PROBLEM:
Pick out each line in these entries that contains the string "Barton".

Some records
Begin

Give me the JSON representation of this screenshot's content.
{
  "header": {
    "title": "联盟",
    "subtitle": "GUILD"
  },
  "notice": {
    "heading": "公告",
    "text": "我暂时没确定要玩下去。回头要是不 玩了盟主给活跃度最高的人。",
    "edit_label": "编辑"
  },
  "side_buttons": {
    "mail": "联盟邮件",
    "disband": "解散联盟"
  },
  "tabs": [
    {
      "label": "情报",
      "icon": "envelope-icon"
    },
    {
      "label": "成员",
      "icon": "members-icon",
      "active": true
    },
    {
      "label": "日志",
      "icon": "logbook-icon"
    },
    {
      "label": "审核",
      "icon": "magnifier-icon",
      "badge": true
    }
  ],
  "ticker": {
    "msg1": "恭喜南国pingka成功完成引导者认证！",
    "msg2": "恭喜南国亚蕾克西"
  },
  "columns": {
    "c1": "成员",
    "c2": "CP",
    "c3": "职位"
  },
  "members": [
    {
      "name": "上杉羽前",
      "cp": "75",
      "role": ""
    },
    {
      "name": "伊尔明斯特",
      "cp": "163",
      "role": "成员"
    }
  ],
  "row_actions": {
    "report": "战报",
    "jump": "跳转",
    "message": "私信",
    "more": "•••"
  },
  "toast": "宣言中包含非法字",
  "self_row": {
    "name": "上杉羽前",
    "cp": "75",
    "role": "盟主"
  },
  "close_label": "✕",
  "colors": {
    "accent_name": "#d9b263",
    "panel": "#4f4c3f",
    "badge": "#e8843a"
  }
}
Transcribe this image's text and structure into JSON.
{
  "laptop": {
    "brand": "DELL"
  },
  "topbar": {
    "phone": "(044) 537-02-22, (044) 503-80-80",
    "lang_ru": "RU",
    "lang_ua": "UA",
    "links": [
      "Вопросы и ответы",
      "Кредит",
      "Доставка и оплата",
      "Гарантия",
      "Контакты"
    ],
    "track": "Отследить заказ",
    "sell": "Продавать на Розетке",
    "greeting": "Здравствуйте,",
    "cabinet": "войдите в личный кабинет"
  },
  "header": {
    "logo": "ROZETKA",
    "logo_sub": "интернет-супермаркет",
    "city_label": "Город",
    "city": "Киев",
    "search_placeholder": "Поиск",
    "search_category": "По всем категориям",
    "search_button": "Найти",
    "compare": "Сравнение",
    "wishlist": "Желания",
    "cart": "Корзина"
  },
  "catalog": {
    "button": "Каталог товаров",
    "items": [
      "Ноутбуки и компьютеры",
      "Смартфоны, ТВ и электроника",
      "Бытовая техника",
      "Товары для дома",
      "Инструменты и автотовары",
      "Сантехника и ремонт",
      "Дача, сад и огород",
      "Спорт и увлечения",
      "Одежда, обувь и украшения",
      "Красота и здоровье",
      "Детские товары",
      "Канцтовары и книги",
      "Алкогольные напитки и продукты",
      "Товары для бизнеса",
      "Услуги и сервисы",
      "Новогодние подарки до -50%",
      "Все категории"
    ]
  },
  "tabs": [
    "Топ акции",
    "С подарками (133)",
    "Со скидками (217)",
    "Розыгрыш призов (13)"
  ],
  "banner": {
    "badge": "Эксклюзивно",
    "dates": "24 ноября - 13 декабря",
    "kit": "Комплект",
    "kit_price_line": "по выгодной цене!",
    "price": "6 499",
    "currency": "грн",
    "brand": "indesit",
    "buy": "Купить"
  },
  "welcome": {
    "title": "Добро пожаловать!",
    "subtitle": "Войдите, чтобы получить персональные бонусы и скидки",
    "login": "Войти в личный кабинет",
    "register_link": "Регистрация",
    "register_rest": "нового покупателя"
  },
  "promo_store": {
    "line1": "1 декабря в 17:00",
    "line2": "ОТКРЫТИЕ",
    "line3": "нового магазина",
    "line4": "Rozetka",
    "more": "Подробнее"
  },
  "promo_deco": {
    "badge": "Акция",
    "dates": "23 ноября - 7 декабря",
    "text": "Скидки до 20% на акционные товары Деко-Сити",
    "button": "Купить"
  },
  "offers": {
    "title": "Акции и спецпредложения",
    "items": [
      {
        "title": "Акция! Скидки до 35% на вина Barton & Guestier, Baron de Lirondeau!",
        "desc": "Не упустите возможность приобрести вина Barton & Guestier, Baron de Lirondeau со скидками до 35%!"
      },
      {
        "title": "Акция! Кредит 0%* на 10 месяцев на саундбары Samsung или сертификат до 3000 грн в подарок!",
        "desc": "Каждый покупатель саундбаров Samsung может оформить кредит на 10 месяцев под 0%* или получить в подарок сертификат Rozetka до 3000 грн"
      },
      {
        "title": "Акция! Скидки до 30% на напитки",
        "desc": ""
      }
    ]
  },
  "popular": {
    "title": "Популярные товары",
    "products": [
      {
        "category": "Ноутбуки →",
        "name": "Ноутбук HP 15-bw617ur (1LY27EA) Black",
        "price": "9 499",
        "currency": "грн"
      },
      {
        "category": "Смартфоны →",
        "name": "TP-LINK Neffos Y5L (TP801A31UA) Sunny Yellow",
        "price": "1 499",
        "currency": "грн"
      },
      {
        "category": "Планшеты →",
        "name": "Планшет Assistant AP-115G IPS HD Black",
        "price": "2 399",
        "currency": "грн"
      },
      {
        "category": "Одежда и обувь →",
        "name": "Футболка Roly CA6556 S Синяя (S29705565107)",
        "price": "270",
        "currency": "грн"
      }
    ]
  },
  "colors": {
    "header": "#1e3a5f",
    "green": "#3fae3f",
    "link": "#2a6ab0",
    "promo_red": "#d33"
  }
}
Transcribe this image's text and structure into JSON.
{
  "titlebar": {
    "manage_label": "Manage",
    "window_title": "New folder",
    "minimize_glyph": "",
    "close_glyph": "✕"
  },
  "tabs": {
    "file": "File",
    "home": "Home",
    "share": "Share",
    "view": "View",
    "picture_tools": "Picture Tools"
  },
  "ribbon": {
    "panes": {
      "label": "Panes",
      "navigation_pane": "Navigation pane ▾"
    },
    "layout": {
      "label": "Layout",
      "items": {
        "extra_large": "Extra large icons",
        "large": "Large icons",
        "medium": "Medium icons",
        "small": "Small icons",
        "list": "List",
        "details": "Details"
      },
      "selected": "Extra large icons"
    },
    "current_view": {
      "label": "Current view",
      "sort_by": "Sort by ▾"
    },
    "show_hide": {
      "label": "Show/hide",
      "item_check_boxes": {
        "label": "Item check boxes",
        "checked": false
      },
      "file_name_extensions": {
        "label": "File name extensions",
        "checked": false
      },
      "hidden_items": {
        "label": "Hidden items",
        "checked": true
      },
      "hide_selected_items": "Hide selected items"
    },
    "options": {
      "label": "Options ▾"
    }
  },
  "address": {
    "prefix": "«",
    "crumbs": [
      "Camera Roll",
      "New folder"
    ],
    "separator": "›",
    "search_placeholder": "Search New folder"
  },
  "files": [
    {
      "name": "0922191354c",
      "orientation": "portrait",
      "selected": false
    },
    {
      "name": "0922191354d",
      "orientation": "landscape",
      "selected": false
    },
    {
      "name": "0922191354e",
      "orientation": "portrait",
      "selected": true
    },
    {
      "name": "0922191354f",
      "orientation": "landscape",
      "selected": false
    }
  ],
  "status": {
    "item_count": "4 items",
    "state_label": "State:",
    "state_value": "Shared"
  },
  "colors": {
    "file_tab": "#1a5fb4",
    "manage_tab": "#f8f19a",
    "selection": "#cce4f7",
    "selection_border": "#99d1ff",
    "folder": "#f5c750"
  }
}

End

RESULT:
        "title": "Акция! Скидки до 35% на вина Barton & Guestier, Baron de Lirondeau!",
        "desc": "Не упустите возможность приобрести вина Barton & Guestier, Baron de Lirondeau со скидками до 35%!"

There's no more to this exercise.